* **Stated task**: Return the lines below that carry the word "toepassing".

## start Dataset records

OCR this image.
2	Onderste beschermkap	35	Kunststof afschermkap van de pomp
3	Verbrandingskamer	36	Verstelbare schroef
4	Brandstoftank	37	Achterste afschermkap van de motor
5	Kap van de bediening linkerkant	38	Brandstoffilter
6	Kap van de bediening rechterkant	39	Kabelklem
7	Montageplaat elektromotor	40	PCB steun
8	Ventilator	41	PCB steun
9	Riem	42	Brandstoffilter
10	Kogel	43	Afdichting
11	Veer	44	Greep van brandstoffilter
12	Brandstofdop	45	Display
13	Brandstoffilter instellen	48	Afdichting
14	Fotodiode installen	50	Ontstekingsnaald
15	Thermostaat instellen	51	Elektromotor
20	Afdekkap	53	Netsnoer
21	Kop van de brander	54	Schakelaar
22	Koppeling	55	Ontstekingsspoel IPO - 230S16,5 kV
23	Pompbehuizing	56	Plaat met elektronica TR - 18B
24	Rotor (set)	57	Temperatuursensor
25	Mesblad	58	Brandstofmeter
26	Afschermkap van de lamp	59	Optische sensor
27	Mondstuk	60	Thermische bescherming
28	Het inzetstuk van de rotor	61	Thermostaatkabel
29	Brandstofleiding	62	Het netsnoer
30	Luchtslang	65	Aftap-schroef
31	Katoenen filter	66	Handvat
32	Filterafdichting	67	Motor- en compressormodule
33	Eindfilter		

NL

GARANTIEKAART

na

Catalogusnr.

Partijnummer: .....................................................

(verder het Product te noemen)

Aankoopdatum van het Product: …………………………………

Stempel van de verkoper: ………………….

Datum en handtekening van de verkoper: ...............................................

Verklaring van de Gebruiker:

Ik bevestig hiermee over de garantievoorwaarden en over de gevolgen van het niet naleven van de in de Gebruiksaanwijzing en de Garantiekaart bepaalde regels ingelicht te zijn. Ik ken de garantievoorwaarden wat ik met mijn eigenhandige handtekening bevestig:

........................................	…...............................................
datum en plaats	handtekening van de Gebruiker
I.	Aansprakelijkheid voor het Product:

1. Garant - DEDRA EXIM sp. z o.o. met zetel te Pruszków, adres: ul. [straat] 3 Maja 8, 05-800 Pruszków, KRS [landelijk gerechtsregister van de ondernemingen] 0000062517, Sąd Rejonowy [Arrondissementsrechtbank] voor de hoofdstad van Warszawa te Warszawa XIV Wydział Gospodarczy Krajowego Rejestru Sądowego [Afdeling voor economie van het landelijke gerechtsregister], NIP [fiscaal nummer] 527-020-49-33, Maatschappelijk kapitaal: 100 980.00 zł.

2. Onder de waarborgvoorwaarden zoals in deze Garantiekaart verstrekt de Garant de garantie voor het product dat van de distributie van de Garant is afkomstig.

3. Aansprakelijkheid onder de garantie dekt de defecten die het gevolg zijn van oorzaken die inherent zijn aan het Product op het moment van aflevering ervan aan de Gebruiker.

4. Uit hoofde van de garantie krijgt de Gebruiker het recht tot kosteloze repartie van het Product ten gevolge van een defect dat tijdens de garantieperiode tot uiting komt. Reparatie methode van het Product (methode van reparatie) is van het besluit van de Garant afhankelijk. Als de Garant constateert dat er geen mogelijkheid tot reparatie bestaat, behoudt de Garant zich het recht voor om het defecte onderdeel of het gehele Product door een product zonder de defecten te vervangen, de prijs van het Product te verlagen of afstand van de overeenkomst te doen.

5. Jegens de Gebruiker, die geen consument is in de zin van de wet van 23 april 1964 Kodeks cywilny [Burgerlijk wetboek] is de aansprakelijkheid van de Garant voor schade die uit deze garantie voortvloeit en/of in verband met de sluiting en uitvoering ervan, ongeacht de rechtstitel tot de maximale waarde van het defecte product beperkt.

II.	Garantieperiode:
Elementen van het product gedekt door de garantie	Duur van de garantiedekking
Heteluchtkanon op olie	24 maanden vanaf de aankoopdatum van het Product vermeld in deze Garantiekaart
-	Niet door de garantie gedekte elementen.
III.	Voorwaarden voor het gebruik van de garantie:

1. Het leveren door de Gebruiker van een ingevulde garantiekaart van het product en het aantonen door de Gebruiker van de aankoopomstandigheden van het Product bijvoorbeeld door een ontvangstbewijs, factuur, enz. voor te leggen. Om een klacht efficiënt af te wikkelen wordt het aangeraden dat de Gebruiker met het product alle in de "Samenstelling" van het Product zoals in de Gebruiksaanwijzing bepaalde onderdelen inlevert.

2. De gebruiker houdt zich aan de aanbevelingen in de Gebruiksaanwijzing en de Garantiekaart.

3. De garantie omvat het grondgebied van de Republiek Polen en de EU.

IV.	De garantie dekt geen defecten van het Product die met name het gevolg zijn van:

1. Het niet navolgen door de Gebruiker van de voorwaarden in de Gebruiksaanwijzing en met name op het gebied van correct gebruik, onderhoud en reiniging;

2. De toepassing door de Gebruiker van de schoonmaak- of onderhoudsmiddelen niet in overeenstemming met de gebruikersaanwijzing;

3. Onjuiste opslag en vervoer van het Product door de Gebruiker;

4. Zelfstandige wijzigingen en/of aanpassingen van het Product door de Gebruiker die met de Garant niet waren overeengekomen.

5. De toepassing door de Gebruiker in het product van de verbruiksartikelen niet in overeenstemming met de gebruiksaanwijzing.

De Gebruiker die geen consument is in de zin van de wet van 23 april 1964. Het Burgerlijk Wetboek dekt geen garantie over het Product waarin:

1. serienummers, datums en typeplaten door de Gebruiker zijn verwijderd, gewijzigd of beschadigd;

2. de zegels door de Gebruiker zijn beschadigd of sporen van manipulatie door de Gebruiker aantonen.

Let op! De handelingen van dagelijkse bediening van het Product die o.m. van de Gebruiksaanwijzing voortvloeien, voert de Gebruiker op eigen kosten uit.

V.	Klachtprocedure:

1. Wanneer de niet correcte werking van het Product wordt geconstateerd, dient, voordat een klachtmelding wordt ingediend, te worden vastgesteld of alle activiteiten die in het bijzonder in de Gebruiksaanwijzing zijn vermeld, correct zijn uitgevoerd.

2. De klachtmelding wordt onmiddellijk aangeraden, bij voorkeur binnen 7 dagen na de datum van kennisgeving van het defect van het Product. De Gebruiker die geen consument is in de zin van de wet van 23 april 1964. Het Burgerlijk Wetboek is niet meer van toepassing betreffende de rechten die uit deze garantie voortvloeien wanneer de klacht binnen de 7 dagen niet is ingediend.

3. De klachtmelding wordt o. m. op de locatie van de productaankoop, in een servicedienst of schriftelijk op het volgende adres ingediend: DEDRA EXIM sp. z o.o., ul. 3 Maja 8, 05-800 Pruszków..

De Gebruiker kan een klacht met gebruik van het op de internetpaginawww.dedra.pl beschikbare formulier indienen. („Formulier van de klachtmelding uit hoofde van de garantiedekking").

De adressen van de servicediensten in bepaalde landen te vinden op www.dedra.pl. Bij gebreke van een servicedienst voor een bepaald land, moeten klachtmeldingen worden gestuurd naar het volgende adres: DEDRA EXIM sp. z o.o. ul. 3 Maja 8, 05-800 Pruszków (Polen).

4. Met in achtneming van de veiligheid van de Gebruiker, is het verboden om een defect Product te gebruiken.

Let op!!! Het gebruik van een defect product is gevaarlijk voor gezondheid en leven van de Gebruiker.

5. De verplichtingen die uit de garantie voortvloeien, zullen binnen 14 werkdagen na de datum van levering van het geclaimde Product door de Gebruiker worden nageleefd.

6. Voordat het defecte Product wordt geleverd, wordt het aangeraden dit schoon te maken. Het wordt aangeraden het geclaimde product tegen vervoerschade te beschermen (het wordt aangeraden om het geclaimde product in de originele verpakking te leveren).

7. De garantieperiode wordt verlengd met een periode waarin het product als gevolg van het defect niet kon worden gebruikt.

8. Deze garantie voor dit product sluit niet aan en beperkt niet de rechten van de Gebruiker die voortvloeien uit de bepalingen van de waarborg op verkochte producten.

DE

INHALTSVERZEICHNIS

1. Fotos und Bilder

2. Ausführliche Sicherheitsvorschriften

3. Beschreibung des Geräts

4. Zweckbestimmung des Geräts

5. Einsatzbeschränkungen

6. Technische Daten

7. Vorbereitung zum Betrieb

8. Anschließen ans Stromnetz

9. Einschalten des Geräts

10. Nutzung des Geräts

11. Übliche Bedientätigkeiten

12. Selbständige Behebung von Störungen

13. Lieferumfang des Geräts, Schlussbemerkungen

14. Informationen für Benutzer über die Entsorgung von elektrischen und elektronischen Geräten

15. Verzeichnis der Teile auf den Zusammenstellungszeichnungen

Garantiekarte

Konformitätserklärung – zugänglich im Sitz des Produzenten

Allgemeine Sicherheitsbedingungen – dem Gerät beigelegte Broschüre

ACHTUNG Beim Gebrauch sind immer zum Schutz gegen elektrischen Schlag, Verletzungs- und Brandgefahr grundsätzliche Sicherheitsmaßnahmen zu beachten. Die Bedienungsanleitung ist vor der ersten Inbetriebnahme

## end Dataset records

* **Reply to the task**:
2. De toepassing door de Gebruiker van de schoonmaak- of onderhoudsmiddelen niet in overeenstemming met de gebruikersaanwijzing;
5. De toepassing door de Gebruiker in het product van de verbruiksartikelen niet in overeenstemming met de gebruiksaanwijzing.
2. De klachtmelding wordt onmiddellijk aangeraden, bij voorkeur binnen 7 dagen na de datum van kennisgeving van het defect van het Product. De Gebruiker die geen consument is in de zin van de wet van 23 april 1964. Het Burgerlijk Wetboek is niet meer van toepassing betreffende de rechten die uit deze garantie voortvloeien wanneer de klacht binnen de 7 dagen niet is ingediend.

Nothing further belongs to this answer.